[Begin]

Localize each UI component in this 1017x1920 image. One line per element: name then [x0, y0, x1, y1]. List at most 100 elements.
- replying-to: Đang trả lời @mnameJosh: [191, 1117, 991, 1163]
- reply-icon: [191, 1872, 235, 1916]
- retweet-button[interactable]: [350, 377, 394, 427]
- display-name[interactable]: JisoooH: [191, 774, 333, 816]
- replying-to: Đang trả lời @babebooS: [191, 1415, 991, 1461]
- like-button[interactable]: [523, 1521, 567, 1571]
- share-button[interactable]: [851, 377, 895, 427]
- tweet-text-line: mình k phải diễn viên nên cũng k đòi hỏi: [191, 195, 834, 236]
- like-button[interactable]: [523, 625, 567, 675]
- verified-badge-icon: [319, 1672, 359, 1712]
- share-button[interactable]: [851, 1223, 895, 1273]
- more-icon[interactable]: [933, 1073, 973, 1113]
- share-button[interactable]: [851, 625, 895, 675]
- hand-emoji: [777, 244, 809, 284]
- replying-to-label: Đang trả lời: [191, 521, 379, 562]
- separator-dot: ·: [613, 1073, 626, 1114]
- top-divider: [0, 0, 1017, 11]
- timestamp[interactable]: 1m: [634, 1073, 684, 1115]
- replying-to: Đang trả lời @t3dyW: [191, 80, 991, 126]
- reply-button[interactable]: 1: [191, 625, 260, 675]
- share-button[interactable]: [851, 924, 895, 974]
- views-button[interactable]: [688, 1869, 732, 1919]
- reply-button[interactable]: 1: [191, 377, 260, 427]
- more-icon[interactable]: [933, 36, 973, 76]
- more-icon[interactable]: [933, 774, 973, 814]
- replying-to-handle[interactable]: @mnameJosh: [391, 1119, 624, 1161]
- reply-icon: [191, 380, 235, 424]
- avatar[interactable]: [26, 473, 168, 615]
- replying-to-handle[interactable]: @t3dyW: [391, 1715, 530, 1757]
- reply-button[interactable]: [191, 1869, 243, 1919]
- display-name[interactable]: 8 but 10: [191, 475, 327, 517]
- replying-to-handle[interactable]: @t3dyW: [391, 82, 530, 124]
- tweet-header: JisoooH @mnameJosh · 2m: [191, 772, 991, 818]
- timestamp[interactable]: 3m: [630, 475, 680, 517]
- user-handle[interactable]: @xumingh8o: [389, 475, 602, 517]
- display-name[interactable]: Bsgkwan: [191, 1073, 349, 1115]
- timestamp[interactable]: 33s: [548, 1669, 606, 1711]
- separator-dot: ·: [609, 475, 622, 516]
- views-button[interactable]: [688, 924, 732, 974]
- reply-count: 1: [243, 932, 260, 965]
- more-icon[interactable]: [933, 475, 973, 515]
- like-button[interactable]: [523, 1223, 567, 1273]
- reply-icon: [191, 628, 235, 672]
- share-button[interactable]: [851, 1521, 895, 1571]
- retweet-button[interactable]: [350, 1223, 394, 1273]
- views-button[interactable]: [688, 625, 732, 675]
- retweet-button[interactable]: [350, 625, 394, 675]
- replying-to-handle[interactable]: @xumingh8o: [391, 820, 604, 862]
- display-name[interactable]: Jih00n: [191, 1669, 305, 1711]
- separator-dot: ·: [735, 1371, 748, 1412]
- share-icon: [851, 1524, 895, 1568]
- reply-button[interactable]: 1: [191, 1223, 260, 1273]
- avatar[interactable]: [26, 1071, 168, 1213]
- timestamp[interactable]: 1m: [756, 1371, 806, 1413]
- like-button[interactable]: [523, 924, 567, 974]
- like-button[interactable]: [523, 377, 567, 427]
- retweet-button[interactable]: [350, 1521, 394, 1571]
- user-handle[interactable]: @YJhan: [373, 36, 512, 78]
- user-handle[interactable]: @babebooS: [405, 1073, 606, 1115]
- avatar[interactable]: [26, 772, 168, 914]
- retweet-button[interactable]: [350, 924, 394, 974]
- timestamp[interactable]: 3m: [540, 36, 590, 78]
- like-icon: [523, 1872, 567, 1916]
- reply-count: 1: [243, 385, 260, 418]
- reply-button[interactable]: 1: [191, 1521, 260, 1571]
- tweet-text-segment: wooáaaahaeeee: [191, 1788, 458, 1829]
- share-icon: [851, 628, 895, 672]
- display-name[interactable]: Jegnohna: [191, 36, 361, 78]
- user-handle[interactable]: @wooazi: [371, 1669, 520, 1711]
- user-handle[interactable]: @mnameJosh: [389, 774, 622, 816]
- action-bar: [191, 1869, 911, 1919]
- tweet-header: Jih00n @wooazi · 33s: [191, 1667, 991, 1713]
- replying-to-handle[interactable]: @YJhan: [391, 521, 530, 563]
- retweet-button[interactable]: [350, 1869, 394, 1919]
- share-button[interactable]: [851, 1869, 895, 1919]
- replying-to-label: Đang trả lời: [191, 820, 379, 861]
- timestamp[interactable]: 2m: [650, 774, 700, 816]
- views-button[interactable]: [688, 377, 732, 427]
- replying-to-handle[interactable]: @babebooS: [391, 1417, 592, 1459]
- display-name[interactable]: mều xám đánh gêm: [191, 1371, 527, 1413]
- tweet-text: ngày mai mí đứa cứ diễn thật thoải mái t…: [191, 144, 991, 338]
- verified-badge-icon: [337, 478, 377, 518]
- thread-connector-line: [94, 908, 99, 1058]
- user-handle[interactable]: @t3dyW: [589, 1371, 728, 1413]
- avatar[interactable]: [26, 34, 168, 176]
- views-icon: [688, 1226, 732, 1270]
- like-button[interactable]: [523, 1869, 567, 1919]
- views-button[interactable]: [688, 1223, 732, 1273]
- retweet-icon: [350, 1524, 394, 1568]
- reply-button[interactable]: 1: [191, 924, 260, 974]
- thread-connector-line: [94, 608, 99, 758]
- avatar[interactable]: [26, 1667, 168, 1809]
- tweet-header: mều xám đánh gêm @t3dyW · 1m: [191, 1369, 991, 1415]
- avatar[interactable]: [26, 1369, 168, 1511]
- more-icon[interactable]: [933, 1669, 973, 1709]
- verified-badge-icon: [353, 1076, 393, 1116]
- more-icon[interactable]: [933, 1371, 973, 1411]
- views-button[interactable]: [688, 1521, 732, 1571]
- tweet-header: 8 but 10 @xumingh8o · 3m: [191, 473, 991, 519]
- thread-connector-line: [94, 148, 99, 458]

[End]

* Description of the task
Copy out every line of the records above, word for word, with nothing changed.

* Problem solution
Localize each UI component in this 1017x1920 image. One line per element: name then [x0, y0, x1, y1]. List at most 100 elements.
- replying-to: Đang trả lời @mnameJosh: [191, 1117, 991, 1163]
- reply-icon: [191, 1872, 235, 1916]
- retweet-button[interactable]: [350, 377, 394, 427]
- display-name[interactable]: JisoooH: [191, 774, 333, 816]
- replying-to: Đang trả lời @babebooS: [191, 1415, 991, 1461]
- like-button[interactable]: [523, 1521, 567, 1571]
- share-button[interactable]: [851, 377, 895, 427]
- tweet-text-line: mình k phải diễn viên nên cũng k đòi hỏi: [191, 195, 834, 236]
- like-button[interactable]: [523, 625, 567, 675]
- verified-badge-icon: [319, 1672, 359, 1712]
- share-button[interactable]: [851, 1223, 895, 1273]
- more-icon[interactable]: [933, 1073, 973, 1113]
- share-button[interactable]: [851, 625, 895, 675]
- hand-emoji: [777, 244, 809, 284]
- replying-to-label: Đang trả lời: [191, 521, 379, 562]
- separator-dot: ·: [613, 1073, 626, 1114]
- top-divider: [0, 0, 1017, 11]
- timestamp[interactable]: 1m: [634, 1073, 684, 1115]
- replying-to: Đang trả lời @t3dyW: [191, 80, 991, 126]
- reply-button[interactable]: 1: [191, 625, 260, 675]
- share-button[interactable]: [851, 924, 895, 974]
- views-button[interactable]: [688, 1869, 732, 1919]
- reply-button[interactable]: 1: [191, 377, 260, 427]
- more-icon[interactable]: [933, 36, 973, 76]
- more-icon[interactable]: [933, 774, 973, 814]
- replying-to-handle[interactable]: @mnameJosh: [391, 1119, 624, 1161]
- reply-icon: [191, 380, 235, 424]
- avatar[interactable]: [26, 473, 168, 615]
- replying-to-handle[interactable]: @t3dyW: [391, 1715, 530, 1757]
- reply-button[interactable]: [191, 1869, 243, 1919]
- display-name[interactable]: 8 but 10: [191, 475, 327, 517]
- replying-to-handle[interactable]: @t3dyW: [391, 82, 530, 124]
- tweet-header: JisoooH @mnameJosh · 2m: [191, 772, 991, 818]
- timestamp[interactable]: 3m: [630, 475, 680, 517]
- user-handle[interactable]: @xumingh8o: [389, 475, 602, 517]
- display-name[interactable]: Bsgkwan: [191, 1073, 349, 1115]
- timestamp[interactable]: 33s: [548, 1669, 606, 1711]
- separator-dot: ·: [609, 475, 622, 516]
- views-button[interactable]: [688, 924, 732, 974]
- reply-count: 1: [243, 932, 260, 965]
- more-icon[interactable]: [933, 475, 973, 515]
- like-button[interactable]: [523, 1223, 567, 1273]
- reply-icon: [191, 628, 235, 672]
- share-button[interactable]: [851, 1521, 895, 1571]
- retweet-button[interactable]: [350, 1223, 394, 1273]
- views-button[interactable]: [688, 625, 732, 675]
- retweet-button[interactable]: [350, 625, 394, 675]
- replying-to-handle[interactable]: @xumingh8o: [391, 820, 604, 862]
- display-name[interactable]: Jih00n: [191, 1669, 305, 1711]
- separator-dot: ·: [735, 1371, 748, 1412]
- share-icon: [851, 1524, 895, 1568]
- reply-button[interactable]: 1: [191, 1223, 260, 1273]
- avatar[interactable]: [26, 1071, 168, 1213]
- timestamp[interactable]: 1m: [756, 1371, 806, 1413]
- like-button[interactable]: [523, 924, 567, 974]
- like-button[interactable]: [523, 377, 567, 427]
- retweet-button[interactable]: [350, 1521, 394, 1571]
- user-handle[interactable]: @YJhan: [373, 36, 512, 78]
- user-handle[interactable]: @babebooS: [405, 1073, 606, 1115]
- avatar[interactable]: [26, 772, 168, 914]
- retweet-button[interactable]: [350, 924, 394, 974]
- timestamp[interactable]: 3m: [540, 36, 590, 78]
- like-icon: [523, 1872, 567, 1916]
- reply-count: 1: [243, 385, 260, 418]
- reply-button[interactable]: 1: [191, 1521, 260, 1571]
- tweet-text-segment: wooáaaahaeeee: [191, 1788, 458, 1829]
- share-icon: [851, 628, 895, 672]
- display-name[interactable]: Jegnohna: [191, 36, 361, 78]
- user-handle[interactable]: @wooazi: [371, 1669, 520, 1711]
- user-handle[interactable]: @mnameJosh: [389, 774, 622, 816]
- action-bar: [191, 1869, 911, 1919]
- tweet-header: Jih00n @wooazi · 33s: [191, 1667, 991, 1713]
- replying-to-handle[interactable]: @YJhan: [391, 521, 530, 563]
- retweet-button[interactable]: [350, 1869, 394, 1919]
- share-button[interactable]: [851, 1869, 895, 1919]
- replying-to-label: Đang trả lời: [191, 820, 379, 861]
- timestamp[interactable]: 2m: [650, 774, 700, 816]
- views-button[interactable]: [688, 377, 732, 427]
- replying-to-handle[interactable]: @babebooS: [391, 1417, 592, 1459]
- display-name[interactable]: mều xám đánh gêm: [191, 1371, 527, 1413]
- tweet-text: ngày mai mí đứa cứ diễn thật thoải mái t…: [191, 144, 991, 338]
- verified-badge-icon: [337, 478, 377, 518]
- thread-connector-line: [94, 908, 99, 1058]
- user-handle[interactable]: @t3dyW: [589, 1371, 728, 1413]
- avatar[interactable]: [26, 34, 168, 176]
- views-icon: [688, 1226, 732, 1270]
- like-button[interactable]: [523, 1869, 567, 1919]
- views-button[interactable]: [688, 1223, 732, 1273]
- retweet-icon: [350, 1524, 394, 1568]
- reply-button[interactable]: 1: [191, 924, 260, 974]
- thread-connector-line: [94, 608, 99, 758]
- avatar[interactable]: [26, 1667, 168, 1809]
- tweet-header: mều xám đánh gêm @t3dyW · 1m: [191, 1369, 991, 1415]
- avatar[interactable]: [26, 1369, 168, 1511]
- more-icon[interactable]: [933, 1669, 973, 1709]
- verified-badge-icon: [353, 1076, 393, 1116]
- more-icon[interactable]: [933, 1371, 973, 1411]
- views-button[interactable]: [688, 1521, 732, 1571]
- tweet-header: 8 but 10 @xumingh8o · 3m: [191, 473, 991, 519]
- thread-connector-line: [94, 148, 99, 458]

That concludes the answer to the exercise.